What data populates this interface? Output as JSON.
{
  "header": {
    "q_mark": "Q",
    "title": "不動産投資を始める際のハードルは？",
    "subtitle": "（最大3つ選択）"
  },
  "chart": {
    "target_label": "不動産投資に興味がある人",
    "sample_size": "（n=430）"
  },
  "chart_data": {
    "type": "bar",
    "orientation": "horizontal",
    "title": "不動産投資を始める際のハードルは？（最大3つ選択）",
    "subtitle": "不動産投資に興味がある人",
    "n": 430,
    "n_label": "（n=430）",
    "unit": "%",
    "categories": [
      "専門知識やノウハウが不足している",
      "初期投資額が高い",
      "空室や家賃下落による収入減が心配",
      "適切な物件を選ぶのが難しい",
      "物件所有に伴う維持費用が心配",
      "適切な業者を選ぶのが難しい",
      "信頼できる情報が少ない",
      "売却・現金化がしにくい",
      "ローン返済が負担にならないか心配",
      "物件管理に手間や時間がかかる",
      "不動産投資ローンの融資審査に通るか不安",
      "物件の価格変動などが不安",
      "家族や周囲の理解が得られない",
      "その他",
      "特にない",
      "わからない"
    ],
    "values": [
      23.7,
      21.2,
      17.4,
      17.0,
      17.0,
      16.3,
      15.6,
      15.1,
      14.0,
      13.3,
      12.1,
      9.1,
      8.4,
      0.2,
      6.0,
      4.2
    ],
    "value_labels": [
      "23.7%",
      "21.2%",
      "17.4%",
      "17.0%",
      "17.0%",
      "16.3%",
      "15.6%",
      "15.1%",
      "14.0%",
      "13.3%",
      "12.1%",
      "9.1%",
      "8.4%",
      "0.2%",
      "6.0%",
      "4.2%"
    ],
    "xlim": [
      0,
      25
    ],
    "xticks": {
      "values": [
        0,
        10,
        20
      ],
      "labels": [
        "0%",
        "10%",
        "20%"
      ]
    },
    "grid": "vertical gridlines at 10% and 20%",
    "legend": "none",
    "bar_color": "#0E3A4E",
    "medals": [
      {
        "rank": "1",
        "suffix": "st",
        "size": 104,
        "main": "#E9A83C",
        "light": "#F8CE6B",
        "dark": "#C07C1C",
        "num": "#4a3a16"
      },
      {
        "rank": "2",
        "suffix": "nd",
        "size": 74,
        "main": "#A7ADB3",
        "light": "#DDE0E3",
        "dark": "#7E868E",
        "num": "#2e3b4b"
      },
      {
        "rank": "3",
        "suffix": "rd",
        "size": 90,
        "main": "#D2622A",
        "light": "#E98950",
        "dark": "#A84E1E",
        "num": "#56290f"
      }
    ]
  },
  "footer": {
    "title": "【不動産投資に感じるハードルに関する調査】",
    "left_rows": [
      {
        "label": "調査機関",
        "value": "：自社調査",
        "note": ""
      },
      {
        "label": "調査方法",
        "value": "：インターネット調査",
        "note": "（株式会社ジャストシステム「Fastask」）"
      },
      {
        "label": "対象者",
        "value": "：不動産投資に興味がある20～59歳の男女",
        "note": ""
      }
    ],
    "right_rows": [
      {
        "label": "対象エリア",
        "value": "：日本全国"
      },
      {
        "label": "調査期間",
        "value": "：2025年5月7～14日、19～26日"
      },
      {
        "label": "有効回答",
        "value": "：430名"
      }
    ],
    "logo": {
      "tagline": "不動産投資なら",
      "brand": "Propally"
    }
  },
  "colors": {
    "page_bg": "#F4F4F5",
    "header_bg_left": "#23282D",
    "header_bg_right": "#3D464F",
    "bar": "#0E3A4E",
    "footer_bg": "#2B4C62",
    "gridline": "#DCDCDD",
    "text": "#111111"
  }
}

> _Job_: Set down the material above again, word for word.

> _Problem solution_:
What data populates this interface? Output as JSON.
{
  "header": {
    "q_mark": "Q",
    "title": "不動産投資を始める際のハードルは？",
    "subtitle": "（最大3つ選択）"
  },
  "chart": {
    "target_label": "不動産投資に興味がある人",
    "sample_size": "（n=430）"
  },
  "chart_data": {
    "type": "bar",
    "orientation": "horizontal",
    "title": "不動産投資を始める際のハードルは？（最大3つ選択）",
    "subtitle": "不動産投資に興味がある人",
    "n": 430,
    "n_label": "（n=430）",
    "unit": "%",
    "categories": [
      "専門知識やノウハウが不足している",
      "初期投資額が高い",
      "空室や家賃下落による収入減が心配",
      "適切な物件を選ぶのが難しい",
      "物件所有に伴う維持費用が心配",
      "適切な業者を選ぶのが難しい",
      "信頼できる情報が少ない",
      "売却・現金化がしにくい",
      "ローン返済が負担にならないか心配",
      "物件管理に手間や時間がかかる",
      "不動産投資ローンの融資審査に通るか不安",
      "物件の価格変動などが不安",
      "家族や周囲の理解が得られない",
      "その他",
      "特にない",
      "わからない"
    ],
    "values": [
      23.7,
      21.2,
      17.4,
      17.0,
      17.0,
      16.3,
      15.6,
      15.1,
      14.0,
      13.3,
      12.1,
      9.1,
      8.4,
      0.2,
      6.0,
      4.2
    ],
    "value_labels": [
      "23.7%",
      "21.2%",
      "17.4%",
      "17.0%",
      "17.0%",
      "16.3%",
      "15.6%",
      "15.1%",
      "14.0%",
      "13.3%",
      "12.1%",
      "9.1%",
      "8.4%",
      "0.2%",
      "6.0%",
      "4.2%"
    ],
    "xlim": [
      0,
      25
    ],
    "xticks": {
      "values": [
        0,
        10,
        20
      ],
      "labels": [
        "0%",
        "10%",
        "20%"
      ]
    },
    "grid": "vertical gridlines at 10% and 20%",
    "legend": "none",
    "bar_color": "#0E3A4E",
    "medals": [
      {
        "rank": "1",
        "suffix": "st",
        "size": 104,
        "main": "#E9A83C",
        "light": "#F8CE6B",
        "dark": "#C07C1C",
        "num": "#4a3a16"
      },
      {
        "rank": "2",
        "suffix": "nd",
        "size": 74,
        "main": "#A7ADB3",
        "light": "#DDE0E3",
        "dark": "#7E868E",
        "num": "#2e3b4b"
      },
      {
        "rank": "3",
        "suffix": "rd",
        "size": 90,
        "main": "#D2622A",
        "light": "#E98950",
        "dark": "#A84E1E",
        "num": "#56290f"
      }
    ]
  },
  "footer": {
    "title": "【不動産投資に感じるハードルに関する調査】",
    "left_rows": [
      {
        "label": "調査機関",
        "value": "：自社調査",
        "note": ""
      },
      {
        "label": "調査方法",
        "value": "：インターネット調査",
        "note": "（株式会社ジャストシステム「Fastask」）"
      },
      {
        "label": "対象者",
        "value": "：不動産投資に興味がある20～59歳の男女",
        "note": ""
      }
    ],
    "right_rows": [
      {
        "label": "対象エリア",
        "value": "：日本全国"
      },
      {
        "label": "調査期間",
        "value": "：2025年5月7～14日、19～26日"
      },
      {
        "label": "有効回答",
        "value": "：430名"
      }
    ],
    "logo": {
      "tagline": "不動産投資なら",
      "brand": "Propally"
    }
  },
  "colors": {
    "page_bg": "#F4F4F5",
    "header_bg_left": "#23282D",
    "header_bg_right": "#3D464F",
    "bar": "#0E3A4E",
    "footer_bg": "#2B4C62",
    "gridline": "#DCDCDD",
    "text": "#111111"
  }
}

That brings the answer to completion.